◆ PROMPT ◆
All entries below need to be written out exactly, but without their pictures.
=-=-=-=-=
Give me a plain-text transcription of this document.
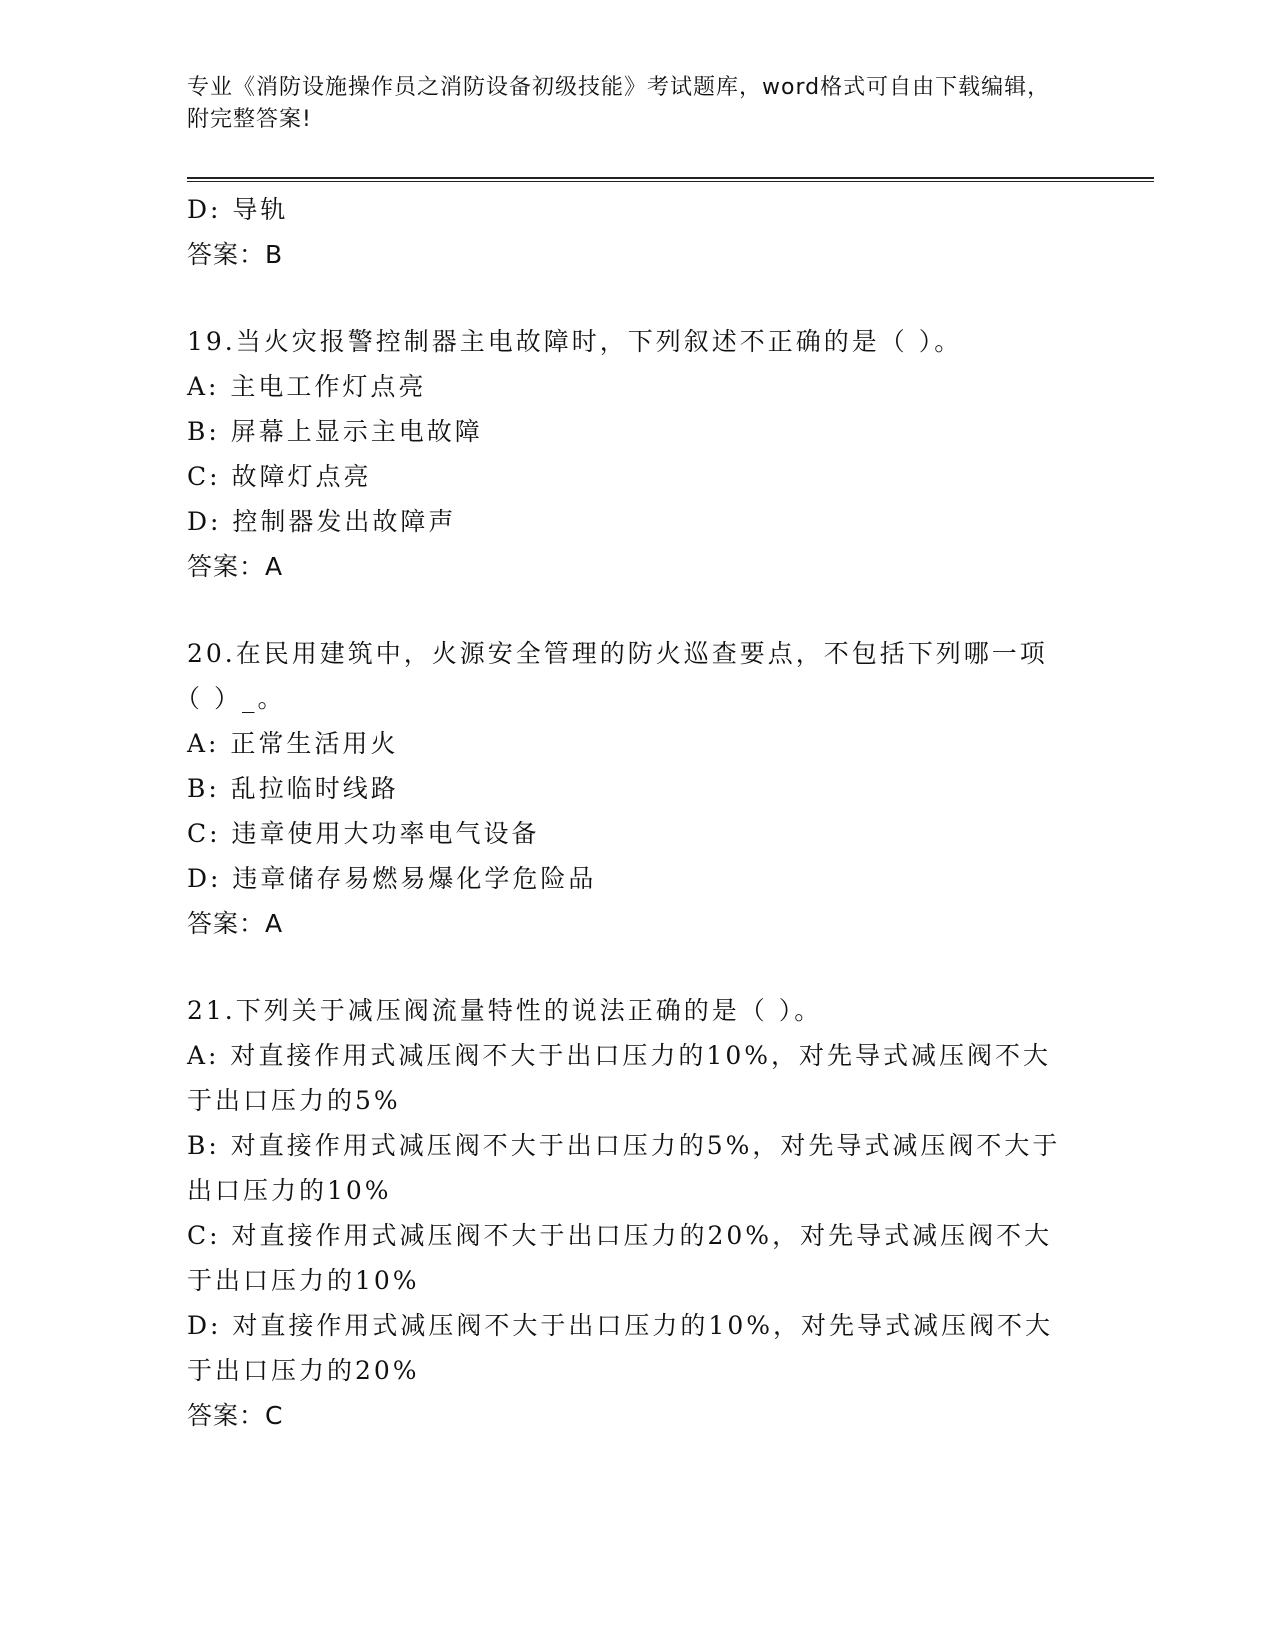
专业《消防设施操作员之消防设备初级技能》考试题库，word格式可自由下载编辑，附完整答案!
D: 导轨
答案：B
19.当火灾报警控制器主电故障时，下列叙述不正确的是（ ）。
A: 主电工作灯点亮
B: 屏幕上显示主电故障
C: 故障灯点亮
D: 控制器发出故障声
答案：A
20.在民用建筑中，火源安全管理的防火巡查要点，不包括下列哪一项
（ ）_。
A: 正常生活用火
B: 乱拉临时线路
C: 违章使用大功率电气设备
D: 违章储存易燃易爆化学危险品
答案：A
21.下列关于减压阀流量特性的说法正确的是（ ）。
A: 对直接作用式减压阀不大于出口压力的10%，对先导式减压阀不大于出口压力的5%
B: 对直接作用式减压阀不大于出口压力的5%，对先导式减压阀不大于出口压力的10%
C: 对直接作用式减压阀不大于出口压力的20%，对先导式减压阀不大于出口压力的10%
D: 对直接作用式减压阀不大于出口压力的10%，对先导式减压阀不大于出口压力的20%
答案：C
=-=-=-=-=
◆ RESPONSE BELOW ◆
Give me a plain-text transcription of this document.
专业《消防设施操作员之消防设备初级技能》考试题库，word格式可自由下载编辑，附完整答案!
D: 导轨
答案：B
19.当火灾报警控制器主电故障时，下列叙述不正确的是（ ）。
A: 主电工作灯点亮
B: 屏幕上显示主电故障
C: 故障灯点亮
D: 控制器发出故障声
答案：A
20.在民用建筑中，火源安全管理的防火巡查要点，不包括下列哪一项
（ ）_。
A: 正常生活用火
B: 乱拉临时线路
C: 违章使用大功率电气设备
D: 违章储存易燃易爆化学危险品
答案：A
21.下列关于减压阀流量特性的说法正确的是（ ）。
A: 对直接作用式减压阀不大于出口压力的10%，对先导式减压阀不大于出口压力的5%
B: 对直接作用式减压阀不大于出口压力的5%，对先导式减压阀不大于出口压力的10%
C: 对直接作用式减压阀不大于出口压力的20%，对先导式减压阀不大于出口压力的10%
D: 对直接作用式减压阀不大于出口压力的10%，对先导式减压阀不大于出口压力的20%
答案：C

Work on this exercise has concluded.